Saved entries
╔══
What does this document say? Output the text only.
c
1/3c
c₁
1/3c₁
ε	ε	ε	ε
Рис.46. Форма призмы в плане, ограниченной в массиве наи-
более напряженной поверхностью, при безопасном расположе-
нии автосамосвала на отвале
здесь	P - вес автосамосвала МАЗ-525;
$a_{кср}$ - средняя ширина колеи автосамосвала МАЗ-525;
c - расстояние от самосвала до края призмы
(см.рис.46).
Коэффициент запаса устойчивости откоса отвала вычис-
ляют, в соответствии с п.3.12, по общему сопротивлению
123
╚══
╔══
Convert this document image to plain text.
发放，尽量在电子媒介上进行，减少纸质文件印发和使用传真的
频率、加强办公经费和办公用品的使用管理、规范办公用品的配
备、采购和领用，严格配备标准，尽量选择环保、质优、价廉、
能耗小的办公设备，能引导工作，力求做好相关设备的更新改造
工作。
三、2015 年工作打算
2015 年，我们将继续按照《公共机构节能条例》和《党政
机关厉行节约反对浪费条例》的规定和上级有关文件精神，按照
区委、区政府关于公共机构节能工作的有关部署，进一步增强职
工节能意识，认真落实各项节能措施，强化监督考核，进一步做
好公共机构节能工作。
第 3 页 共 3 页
╚══
╔══
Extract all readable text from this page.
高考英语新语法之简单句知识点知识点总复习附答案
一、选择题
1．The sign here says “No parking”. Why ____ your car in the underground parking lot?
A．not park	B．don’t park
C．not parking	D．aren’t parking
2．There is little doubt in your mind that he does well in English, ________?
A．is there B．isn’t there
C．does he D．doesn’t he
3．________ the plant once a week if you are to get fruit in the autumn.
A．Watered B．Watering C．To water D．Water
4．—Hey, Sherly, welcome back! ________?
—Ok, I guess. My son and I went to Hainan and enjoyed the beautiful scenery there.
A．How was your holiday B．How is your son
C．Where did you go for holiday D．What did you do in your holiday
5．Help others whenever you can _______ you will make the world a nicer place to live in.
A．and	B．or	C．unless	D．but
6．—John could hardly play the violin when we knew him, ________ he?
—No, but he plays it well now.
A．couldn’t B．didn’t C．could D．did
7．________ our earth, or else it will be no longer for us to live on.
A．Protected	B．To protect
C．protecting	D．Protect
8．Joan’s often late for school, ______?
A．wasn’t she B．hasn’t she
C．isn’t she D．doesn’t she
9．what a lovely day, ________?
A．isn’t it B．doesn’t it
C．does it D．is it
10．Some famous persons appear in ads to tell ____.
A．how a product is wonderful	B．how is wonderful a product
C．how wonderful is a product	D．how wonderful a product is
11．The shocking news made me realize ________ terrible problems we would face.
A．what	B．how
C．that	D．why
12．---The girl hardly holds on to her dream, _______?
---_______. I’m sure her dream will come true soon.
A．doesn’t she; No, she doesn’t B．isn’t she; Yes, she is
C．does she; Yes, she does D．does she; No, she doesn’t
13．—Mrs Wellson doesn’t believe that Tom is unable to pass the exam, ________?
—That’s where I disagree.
╚══
Go through the entries above and copy every line containing "will".

▸ SOLUTION TO THE EXERCISE
5．Help others whenever you can _______ you will make the world a nicer place to live in.
7．________ our earth, or else it will be no longer for us to live on.
---_______. I’m sure her dream will come true soon.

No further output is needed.